**OBJECTIVE**: Count every line in the entries that follow where the word "When" appears, then state only the total.

**DATASET RECORDS**:
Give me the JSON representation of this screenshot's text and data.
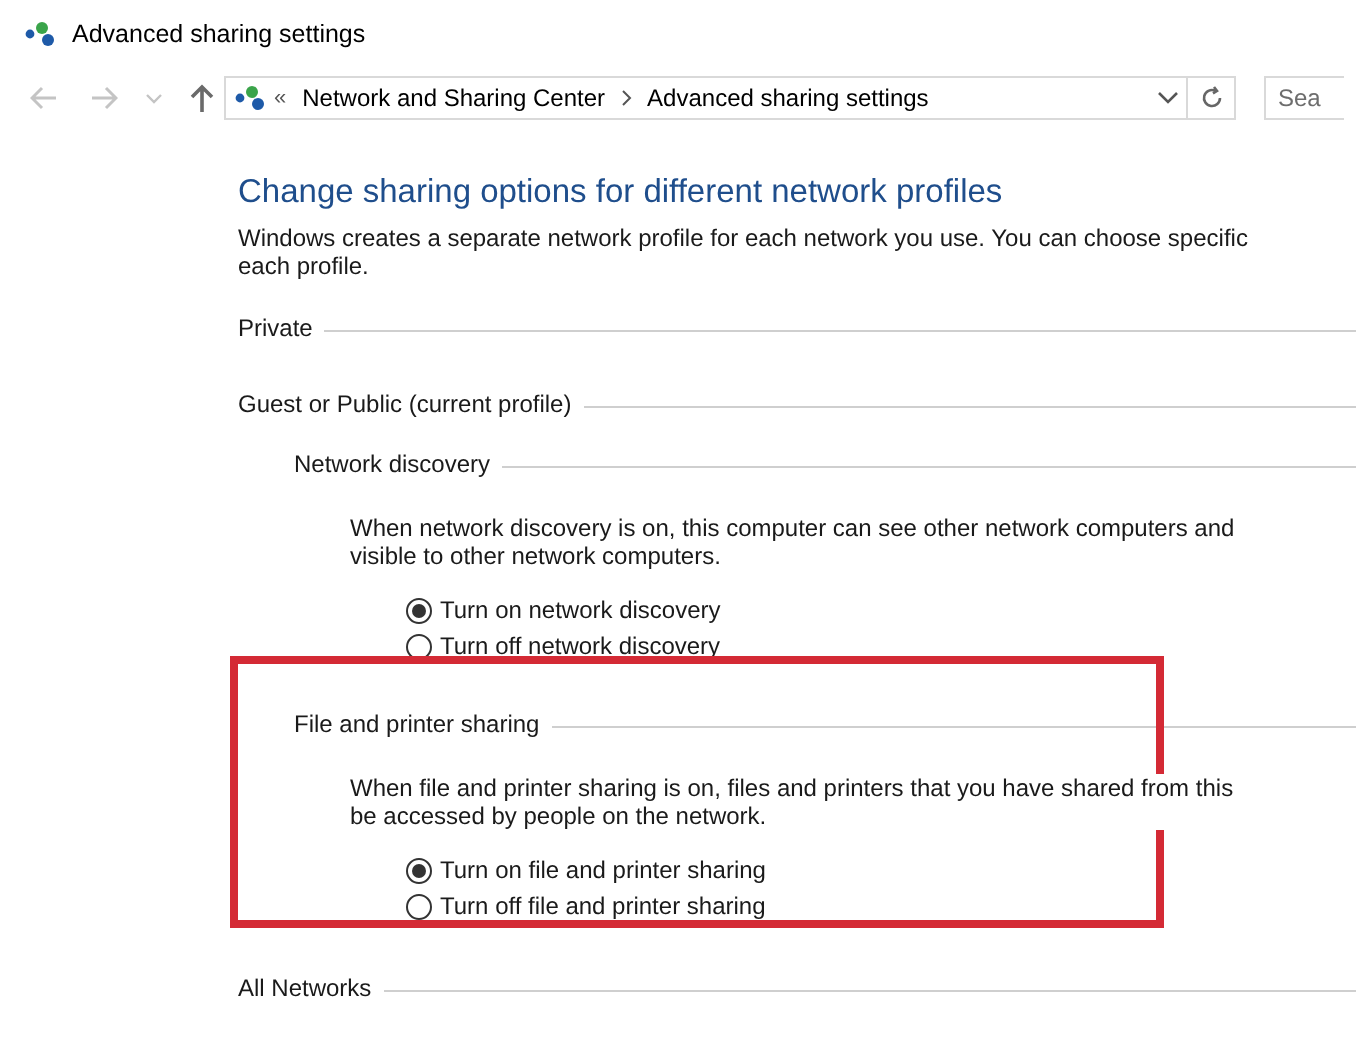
{
  "window": {
    "title": "Advanced sharing settings"
  },
  "address_bar": {
    "overflow": "«",
    "breadcrumbs": [
      "Network and Sharing Center",
      "Advanced sharing settings"
    ]
  },
  "search": {
    "placeholder": "Sea"
  },
  "heading": "Change sharing options for different network profiles",
  "description_lines": [
    "Windows creates a separate network profile for each network you use. You can choose specific",
    "each profile."
  ],
  "profiles": [
    {
      "label": "Private"
    },
    {
      "label": "Guest or Public (current profile)",
      "sections": [
        {
          "label": "Network discovery",
          "description_lines": [
            "When network discovery is on, this computer can see other network computers and",
            "visible to other network computers."
          ],
          "options": [
            {
              "label": "Turn on network discovery",
              "selected": true
            },
            {
              "label": "Turn off network discovery",
              "selected": false
            }
          ]
        },
        {
          "label": "File and printer sharing",
          "highlighted": true,
          "description_lines": [
            "When file and printer sharing is on, files and printers that you have shared from this",
            "be accessed by people on the network."
          ],
          "options": [
            {
              "label": "Turn on file and printer sharing",
              "selected": true
            },
            {
              "label": "Turn off file and printer sharing",
              "selected": false
            }
          ]
        }
      ]
    },
    {
      "label": "All Networks"
    }
  ]
}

**PROBLEM SOLUTION**: 2